Collect the lines of the entries where "Installing" shows up.

□ □ □ □ □ □ □

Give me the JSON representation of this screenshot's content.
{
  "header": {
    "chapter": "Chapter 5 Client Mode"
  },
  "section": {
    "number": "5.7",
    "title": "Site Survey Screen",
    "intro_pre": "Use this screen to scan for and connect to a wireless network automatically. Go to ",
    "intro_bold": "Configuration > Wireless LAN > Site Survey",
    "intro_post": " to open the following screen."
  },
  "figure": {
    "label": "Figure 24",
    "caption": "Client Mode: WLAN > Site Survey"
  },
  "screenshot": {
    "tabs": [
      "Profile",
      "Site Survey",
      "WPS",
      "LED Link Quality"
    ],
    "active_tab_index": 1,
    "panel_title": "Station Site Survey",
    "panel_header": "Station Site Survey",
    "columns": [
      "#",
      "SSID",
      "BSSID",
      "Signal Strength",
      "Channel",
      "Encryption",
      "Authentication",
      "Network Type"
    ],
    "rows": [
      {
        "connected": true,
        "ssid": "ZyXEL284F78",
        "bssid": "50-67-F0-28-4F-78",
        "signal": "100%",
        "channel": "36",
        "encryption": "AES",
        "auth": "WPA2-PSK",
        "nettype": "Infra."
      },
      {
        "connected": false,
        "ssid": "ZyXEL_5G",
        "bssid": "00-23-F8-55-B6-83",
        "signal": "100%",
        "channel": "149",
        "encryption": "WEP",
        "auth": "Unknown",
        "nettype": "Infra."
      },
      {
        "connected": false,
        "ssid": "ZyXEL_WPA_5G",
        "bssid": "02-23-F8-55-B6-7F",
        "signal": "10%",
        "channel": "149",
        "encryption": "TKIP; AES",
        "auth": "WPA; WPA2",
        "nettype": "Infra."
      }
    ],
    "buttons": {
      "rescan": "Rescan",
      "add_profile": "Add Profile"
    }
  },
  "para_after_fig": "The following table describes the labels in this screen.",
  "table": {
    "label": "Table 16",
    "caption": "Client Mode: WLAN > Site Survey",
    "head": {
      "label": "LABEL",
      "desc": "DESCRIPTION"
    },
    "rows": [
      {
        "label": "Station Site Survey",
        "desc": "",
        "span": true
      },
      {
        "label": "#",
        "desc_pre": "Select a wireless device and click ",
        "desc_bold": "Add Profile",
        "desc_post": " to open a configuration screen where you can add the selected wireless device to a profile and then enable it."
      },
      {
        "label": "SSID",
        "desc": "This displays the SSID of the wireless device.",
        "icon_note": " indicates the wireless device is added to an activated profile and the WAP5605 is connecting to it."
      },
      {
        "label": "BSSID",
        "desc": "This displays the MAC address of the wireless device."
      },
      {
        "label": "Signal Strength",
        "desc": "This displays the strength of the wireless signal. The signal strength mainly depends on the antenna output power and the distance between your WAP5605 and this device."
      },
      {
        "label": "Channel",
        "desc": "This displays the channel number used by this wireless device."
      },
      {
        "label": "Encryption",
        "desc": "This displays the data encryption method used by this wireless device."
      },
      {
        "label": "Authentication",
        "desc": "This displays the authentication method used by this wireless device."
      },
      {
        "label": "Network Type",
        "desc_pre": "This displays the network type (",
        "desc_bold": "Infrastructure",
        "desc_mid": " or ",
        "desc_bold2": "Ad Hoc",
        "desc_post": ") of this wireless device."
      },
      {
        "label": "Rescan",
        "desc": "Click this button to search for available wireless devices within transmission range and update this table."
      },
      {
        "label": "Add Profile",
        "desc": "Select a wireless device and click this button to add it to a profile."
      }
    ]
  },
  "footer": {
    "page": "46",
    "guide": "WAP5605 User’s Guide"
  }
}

□ □ □ □ □ □ □

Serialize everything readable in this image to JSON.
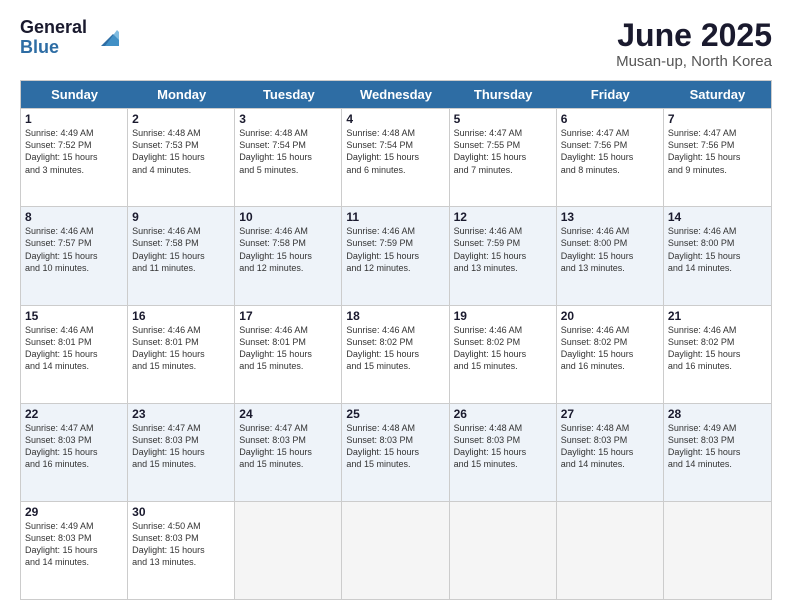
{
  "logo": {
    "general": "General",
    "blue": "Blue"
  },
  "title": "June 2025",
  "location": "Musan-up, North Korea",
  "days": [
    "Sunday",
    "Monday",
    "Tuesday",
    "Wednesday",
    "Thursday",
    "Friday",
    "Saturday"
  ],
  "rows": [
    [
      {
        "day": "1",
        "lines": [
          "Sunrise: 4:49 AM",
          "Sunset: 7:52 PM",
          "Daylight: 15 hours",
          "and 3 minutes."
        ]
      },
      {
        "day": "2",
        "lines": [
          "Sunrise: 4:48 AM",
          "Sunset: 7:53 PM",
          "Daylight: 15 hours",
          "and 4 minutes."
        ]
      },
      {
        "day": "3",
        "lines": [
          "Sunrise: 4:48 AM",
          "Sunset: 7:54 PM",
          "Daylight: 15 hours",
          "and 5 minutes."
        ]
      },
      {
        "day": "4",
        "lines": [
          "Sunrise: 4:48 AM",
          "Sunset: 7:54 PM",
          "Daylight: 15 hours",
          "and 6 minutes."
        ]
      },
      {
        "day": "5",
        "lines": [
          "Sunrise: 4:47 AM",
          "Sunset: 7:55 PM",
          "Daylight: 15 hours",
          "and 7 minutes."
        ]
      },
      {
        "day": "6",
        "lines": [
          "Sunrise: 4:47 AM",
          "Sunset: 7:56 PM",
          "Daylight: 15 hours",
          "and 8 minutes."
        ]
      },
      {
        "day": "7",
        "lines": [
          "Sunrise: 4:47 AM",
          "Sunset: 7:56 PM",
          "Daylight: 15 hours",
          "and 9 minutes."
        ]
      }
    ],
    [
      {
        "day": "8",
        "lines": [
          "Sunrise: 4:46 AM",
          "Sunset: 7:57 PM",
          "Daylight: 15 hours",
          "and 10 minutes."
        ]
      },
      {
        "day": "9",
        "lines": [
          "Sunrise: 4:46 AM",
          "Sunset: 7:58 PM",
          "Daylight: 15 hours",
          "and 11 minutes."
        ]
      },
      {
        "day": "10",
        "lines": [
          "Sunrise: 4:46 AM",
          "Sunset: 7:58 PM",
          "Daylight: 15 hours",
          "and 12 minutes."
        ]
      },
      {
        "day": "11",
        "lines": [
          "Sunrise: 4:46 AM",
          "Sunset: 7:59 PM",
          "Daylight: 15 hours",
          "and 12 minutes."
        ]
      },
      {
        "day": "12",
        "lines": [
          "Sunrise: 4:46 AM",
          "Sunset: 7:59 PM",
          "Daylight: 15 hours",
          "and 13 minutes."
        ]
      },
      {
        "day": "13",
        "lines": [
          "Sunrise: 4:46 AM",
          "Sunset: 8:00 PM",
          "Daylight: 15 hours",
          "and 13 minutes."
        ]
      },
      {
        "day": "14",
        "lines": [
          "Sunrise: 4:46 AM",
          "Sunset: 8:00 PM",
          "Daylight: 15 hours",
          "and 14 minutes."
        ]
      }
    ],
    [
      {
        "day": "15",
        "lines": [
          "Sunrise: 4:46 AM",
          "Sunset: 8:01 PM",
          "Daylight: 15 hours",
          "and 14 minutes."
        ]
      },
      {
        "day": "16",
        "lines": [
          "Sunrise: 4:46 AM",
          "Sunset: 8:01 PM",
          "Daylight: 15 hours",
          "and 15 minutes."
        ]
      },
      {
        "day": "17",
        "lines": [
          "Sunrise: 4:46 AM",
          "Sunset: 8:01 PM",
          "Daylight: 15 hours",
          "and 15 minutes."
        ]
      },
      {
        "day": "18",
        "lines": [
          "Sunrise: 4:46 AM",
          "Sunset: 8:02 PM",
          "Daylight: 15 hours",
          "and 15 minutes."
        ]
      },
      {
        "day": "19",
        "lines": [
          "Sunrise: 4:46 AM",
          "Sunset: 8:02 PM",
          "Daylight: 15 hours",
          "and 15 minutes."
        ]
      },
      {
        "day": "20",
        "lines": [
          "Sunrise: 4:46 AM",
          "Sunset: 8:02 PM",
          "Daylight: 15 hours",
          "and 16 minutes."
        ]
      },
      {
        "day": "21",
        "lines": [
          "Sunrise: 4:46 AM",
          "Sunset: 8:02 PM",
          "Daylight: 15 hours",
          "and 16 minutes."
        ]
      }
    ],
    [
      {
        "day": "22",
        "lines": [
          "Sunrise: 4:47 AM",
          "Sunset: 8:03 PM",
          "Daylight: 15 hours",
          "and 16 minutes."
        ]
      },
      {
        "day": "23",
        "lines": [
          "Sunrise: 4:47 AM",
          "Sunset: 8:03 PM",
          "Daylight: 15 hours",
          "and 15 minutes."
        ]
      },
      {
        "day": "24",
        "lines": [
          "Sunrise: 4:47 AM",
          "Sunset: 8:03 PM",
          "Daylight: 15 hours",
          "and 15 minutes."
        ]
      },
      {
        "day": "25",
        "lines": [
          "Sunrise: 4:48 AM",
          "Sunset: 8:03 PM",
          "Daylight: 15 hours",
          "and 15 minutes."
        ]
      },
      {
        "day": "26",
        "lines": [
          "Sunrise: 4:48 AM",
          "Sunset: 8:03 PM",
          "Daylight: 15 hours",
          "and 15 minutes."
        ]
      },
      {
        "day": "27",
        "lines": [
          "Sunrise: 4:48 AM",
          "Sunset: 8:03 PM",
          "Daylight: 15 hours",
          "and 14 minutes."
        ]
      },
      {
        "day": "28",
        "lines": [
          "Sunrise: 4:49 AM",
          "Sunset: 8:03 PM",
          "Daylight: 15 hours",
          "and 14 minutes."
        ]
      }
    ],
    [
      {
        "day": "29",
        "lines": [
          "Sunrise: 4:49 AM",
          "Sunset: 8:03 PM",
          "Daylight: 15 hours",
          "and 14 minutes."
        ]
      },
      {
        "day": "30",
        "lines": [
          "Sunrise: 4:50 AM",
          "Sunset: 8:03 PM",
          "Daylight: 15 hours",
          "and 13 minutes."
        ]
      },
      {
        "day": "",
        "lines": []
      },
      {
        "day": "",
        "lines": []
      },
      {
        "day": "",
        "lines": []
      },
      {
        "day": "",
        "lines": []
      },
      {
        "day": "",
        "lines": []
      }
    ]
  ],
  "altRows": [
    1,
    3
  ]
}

□ □ □ □ □ □ □

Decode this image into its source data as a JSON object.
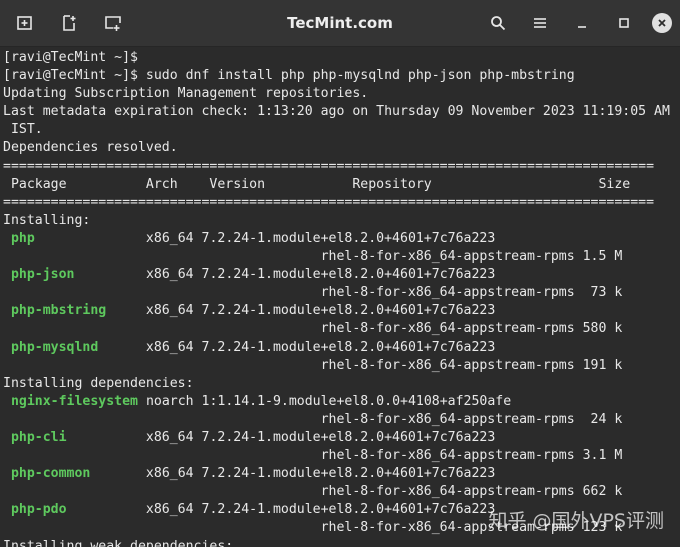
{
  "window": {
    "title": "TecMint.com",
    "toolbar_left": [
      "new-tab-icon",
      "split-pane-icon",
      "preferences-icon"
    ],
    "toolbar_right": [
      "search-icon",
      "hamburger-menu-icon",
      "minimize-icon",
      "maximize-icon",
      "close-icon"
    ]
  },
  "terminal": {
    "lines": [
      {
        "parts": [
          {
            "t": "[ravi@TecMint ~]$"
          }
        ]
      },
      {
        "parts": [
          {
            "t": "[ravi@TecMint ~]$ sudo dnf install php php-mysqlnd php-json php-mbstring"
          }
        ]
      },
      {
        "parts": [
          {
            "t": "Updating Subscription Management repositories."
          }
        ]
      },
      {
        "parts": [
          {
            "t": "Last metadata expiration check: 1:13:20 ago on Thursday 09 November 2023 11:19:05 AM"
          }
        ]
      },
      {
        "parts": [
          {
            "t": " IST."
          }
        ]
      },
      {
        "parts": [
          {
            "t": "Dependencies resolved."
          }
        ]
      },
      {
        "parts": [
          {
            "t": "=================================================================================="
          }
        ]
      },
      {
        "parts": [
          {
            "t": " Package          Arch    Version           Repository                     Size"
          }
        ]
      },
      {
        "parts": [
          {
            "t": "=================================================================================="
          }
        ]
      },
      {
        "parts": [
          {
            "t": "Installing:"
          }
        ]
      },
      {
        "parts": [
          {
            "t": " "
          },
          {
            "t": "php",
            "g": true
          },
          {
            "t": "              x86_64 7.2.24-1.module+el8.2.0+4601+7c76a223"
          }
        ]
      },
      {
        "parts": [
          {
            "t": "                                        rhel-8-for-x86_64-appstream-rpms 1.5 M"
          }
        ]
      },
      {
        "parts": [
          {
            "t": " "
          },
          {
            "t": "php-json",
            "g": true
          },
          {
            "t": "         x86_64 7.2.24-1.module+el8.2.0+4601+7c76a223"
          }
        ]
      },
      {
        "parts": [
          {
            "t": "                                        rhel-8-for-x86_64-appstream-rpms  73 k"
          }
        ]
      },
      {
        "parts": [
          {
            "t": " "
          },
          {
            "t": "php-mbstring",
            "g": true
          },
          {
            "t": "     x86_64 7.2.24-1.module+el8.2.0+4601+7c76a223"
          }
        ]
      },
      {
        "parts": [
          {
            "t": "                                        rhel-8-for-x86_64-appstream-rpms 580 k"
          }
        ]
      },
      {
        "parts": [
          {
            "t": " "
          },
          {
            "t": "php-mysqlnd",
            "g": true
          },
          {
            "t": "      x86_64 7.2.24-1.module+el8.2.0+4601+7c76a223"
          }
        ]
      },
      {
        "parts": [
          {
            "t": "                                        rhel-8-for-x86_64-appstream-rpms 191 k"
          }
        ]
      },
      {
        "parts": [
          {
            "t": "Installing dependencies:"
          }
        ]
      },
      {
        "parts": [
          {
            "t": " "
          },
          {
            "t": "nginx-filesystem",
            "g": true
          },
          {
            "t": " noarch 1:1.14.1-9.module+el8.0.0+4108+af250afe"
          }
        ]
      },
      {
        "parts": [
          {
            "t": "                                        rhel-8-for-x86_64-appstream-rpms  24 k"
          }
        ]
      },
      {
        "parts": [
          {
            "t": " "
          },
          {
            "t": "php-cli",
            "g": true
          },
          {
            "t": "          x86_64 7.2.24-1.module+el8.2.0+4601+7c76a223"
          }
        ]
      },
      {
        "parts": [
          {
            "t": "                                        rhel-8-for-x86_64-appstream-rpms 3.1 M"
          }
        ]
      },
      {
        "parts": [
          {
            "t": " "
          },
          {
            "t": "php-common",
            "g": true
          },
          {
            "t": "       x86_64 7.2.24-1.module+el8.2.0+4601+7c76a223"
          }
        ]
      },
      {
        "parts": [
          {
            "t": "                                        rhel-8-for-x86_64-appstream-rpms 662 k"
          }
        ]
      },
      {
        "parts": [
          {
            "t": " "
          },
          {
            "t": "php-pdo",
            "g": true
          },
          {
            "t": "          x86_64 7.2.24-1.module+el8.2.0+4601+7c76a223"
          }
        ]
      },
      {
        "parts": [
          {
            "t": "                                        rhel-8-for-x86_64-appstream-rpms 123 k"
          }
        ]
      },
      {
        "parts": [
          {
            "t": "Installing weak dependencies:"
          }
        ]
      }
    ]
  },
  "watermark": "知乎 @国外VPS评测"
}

□ □ □ □ □ □ □

# [TASK RESPONSE]
            "t": "Installing:"
            "t": "Installing dependencies:"
            "t": "Installing weak dependencies:"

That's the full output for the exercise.